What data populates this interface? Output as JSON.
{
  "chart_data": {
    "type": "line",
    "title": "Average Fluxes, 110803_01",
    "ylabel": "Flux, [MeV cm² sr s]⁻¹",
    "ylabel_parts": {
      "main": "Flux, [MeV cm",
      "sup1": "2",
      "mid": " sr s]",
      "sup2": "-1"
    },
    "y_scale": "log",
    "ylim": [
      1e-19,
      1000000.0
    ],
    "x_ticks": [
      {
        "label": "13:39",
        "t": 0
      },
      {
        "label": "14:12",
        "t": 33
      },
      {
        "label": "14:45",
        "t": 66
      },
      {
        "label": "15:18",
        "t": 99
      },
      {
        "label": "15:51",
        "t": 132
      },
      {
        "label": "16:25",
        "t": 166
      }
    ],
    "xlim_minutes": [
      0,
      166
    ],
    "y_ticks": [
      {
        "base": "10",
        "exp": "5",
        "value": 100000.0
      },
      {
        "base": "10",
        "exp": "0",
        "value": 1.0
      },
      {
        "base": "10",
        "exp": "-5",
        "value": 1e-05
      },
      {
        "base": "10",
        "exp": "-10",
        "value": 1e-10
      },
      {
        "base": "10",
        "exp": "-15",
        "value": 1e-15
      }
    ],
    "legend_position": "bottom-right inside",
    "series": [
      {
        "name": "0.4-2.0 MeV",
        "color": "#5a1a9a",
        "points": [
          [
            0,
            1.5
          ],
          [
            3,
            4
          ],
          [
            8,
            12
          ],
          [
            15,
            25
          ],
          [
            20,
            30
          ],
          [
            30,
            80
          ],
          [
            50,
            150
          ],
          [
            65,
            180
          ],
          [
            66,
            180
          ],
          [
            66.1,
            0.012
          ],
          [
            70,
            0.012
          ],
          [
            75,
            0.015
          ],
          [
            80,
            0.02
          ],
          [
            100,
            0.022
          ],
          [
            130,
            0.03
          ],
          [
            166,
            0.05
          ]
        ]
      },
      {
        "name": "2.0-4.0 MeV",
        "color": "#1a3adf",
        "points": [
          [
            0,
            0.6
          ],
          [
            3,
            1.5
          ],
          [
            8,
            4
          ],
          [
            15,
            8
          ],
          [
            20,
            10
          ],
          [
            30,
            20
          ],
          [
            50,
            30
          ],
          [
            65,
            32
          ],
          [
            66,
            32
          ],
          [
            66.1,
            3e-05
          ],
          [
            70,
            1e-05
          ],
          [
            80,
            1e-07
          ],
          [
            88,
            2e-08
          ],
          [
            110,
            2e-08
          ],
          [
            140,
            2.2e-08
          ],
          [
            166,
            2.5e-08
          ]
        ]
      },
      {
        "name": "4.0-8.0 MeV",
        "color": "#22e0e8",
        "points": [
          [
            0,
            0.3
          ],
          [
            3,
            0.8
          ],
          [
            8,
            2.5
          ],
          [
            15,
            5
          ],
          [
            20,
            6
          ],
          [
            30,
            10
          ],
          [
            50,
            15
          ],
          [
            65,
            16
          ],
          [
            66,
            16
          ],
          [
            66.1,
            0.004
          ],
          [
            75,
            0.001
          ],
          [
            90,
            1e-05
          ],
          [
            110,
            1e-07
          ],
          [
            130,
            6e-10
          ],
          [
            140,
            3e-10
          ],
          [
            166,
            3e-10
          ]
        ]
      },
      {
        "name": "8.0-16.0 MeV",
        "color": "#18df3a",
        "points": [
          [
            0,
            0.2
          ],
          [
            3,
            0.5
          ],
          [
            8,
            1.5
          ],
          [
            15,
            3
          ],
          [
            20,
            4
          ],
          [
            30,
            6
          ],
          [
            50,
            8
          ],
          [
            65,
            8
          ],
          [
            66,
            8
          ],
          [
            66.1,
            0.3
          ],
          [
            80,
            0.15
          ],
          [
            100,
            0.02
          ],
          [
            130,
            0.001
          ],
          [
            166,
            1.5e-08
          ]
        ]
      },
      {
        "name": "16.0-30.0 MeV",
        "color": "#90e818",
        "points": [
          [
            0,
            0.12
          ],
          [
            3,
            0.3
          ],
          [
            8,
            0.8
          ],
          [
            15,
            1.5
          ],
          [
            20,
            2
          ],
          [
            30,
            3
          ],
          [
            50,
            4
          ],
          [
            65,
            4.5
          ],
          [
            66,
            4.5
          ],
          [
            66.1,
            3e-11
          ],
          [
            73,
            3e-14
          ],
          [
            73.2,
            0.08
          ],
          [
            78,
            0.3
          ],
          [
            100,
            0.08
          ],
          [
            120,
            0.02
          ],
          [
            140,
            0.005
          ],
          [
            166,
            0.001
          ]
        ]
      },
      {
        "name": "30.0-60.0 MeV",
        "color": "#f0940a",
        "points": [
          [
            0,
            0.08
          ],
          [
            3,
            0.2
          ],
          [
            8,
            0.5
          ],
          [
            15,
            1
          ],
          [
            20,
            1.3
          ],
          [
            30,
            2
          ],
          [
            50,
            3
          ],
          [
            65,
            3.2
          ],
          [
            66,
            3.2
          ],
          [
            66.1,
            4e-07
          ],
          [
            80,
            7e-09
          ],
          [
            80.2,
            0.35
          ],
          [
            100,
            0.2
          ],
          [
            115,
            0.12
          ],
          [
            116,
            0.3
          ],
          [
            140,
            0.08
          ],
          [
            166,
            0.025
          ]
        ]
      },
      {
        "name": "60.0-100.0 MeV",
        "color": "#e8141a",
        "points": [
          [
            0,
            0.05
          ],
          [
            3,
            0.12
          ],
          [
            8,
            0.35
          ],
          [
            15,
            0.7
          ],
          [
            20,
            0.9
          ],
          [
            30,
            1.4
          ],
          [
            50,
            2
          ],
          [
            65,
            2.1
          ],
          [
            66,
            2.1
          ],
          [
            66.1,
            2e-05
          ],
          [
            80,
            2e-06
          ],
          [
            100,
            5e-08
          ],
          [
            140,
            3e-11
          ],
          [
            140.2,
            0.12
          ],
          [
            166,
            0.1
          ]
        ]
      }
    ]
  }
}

(OBJECTIVE): Type out the full listing again, exactly as given.

(WRITTEN SOLUTION):
What data populates this interface? Output as JSON.
{
  "chart_data": {
    "type": "line",
    "title": "Average Fluxes, 110803_01",
    "ylabel": "Flux, [MeV cm² sr s]⁻¹",
    "ylabel_parts": {
      "main": "Flux, [MeV cm",
      "sup1": "2",
      "mid": " sr s]",
      "sup2": "-1"
    },
    "y_scale": "log",
    "ylim": [
      1e-19,
      1000000.0
    ],
    "x_ticks": [
      {
        "label": "13:39",
        "t": 0
      },
      {
        "label": "14:12",
        "t": 33
      },
      {
        "label": "14:45",
        "t": 66
      },
      {
        "label": "15:18",
        "t": 99
      },
      {
        "label": "15:51",
        "t": 132
      },
      {
        "label": "16:25",
        "t": 166
      }
    ],
    "xlim_minutes": [
      0,
      166
    ],
    "y_ticks": [
      {
        "base": "10",
        "exp": "5",
        "value": 100000.0
      },
      {
        "base": "10",
        "exp": "0",
        "value": 1.0
      },
      {
        "base": "10",
        "exp": "-5",
        "value": 1e-05
      },
      {
        "base": "10",
        "exp": "-10",
        "value": 1e-10
      },
      {
        "base": "10",
        "exp": "-15",
        "value": 1e-15
      }
    ],
    "legend_position": "bottom-right inside",
    "series": [
      {
        "name": "0.4-2.0 MeV",
        "color": "#5a1a9a",
        "points": [
          [
            0,
            1.5
          ],
          [
            3,
            4
          ],
          [
            8,
            12
          ],
          [
            15,
            25
          ],
          [
            20,
            30
          ],
          [
            30,
            80
          ],
          [
            50,
            150
          ],
          [
            65,
            180
          ],
          [
            66,
            180
          ],
          [
            66.1,
            0.012
          ],
          [
            70,
            0.012
          ],
          [
            75,
            0.015
          ],
          [
            80,
            0.02
          ],
          [
            100,
            0.022
          ],
          [
            130,
            0.03
          ],
          [
            166,
            0.05
          ]
        ]
      },
      {
        "name": "2.0-4.0 MeV",
        "color": "#1a3adf",
        "points": [
          [
            0,
            0.6
          ],
          [
            3,
            1.5
          ],
          [
            8,
            4
          ],
          [
            15,
            8
          ],
          [
            20,
            10
          ],
          [
            30,
            20
          ],
          [
            50,
            30
          ],
          [
            65,
            32
          ],
          [
            66,
            32
          ],
          [
            66.1,
            3e-05
          ],
          [
            70,
            1e-05
          ],
          [
            80,
            1e-07
          ],
          [
            88,
            2e-08
          ],
          [
            110,
            2e-08
          ],
          [
            140,
            2.2e-08
          ],
          [
            166,
            2.5e-08
          ]
        ]
      },
      {
        "name": "4.0-8.0 MeV",
        "color": "#22e0e8",
        "points": [
          [
            0,
            0.3
          ],
          [
            3,
            0.8
          ],
          [
            8,
            2.5
          ],
          [
            15,
            5
          ],
          [
            20,
            6
          ],
          [
            30,
            10
          ],
          [
            50,
            15
          ],
          [
            65,
            16
          ],
          [
            66,
            16
          ],
          [
            66.1,
            0.004
          ],
          [
            75,
            0.001
          ],
          [
            90,
            1e-05
          ],
          [
            110,
            1e-07
          ],
          [
            130,
            6e-10
          ],
          [
            140,
            3e-10
          ],
          [
            166,
            3e-10
          ]
        ]
      },
      {
        "name": "8.0-16.0 MeV",
        "color": "#18df3a",
        "points": [
          [
            0,
            0.2
          ],
          [
            3,
            0.5
          ],
          [
            8,
            1.5
          ],
          [
            15,
            3
          ],
          [
            20,
            4
          ],
          [
            30,
            6
          ],
          [
            50,
            8
          ],
          [
            65,
            8
          ],
          [
            66,
            8
          ],
          [
            66.1,
            0.3
          ],
          [
            80,
            0.15
          ],
          [
            100,
            0.02
          ],
          [
            130,
            0.001
          ],
          [
            166,
            1.5e-08
          ]
        ]
      },
      {
        "name": "16.0-30.0 MeV",
        "color": "#90e818",
        "points": [
          [
            0,
            0.12
          ],
          [
            3,
            0.3
          ],
          [
            8,
            0.8
          ],
          [
            15,
            1.5
          ],
          [
            20,
            2
          ],
          [
            30,
            3
          ],
          [
            50,
            4
          ],
          [
            65,
            4.5
          ],
          [
            66,
            4.5
          ],
          [
            66.1,
            3e-11
          ],
          [
            73,
            3e-14
          ],
          [
            73.2,
            0.08
          ],
          [
            78,
            0.3
          ],
          [
            100,
            0.08
          ],
          [
            120,
            0.02
          ],
          [
            140,
            0.005
          ],
          [
            166,
            0.001
          ]
        ]
      },
      {
        "name": "30.0-60.0 MeV",
        "color": "#f0940a",
        "points": [
          [
            0,
            0.08
          ],
          [
            3,
            0.2
          ],
          [
            8,
            0.5
          ],
          [
            15,
            1
          ],
          [
            20,
            1.3
          ],
          [
            30,
            2
          ],
          [
            50,
            3
          ],
          [
            65,
            3.2
          ],
          [
            66,
            3.2
          ],
          [
            66.1,
            4e-07
          ],
          [
            80,
            7e-09
          ],
          [
            80.2,
            0.35
          ],
          [
            100,
            0.2
          ],
          [
            115,
            0.12
          ],
          [
            116,
            0.3
          ],
          [
            140,
            0.08
          ],
          [
            166,
            0.025
          ]
        ]
      },
      {
        "name": "60.0-100.0 MeV",
        "color": "#e8141a",
        "points": [
          [
            0,
            0.05
          ],
          [
            3,
            0.12
          ],
          [
            8,
            0.35
          ],
          [
            15,
            0.7
          ],
          [
            20,
            0.9
          ],
          [
            30,
            1.4
          ],
          [
            50,
            2
          ],
          [
            65,
            2.1
          ],
          [
            66,
            2.1
          ],
          [
            66.1,
            2e-05
          ],
          [
            80,
            2e-06
          ],
          [
            100,
            5e-08
          ],
          [
            140,
            3e-11
          ],
          [
            140.2,
            0.12
          ],
          [
            166,
            0.1
          ]
        ]
      }
    ]
  }
}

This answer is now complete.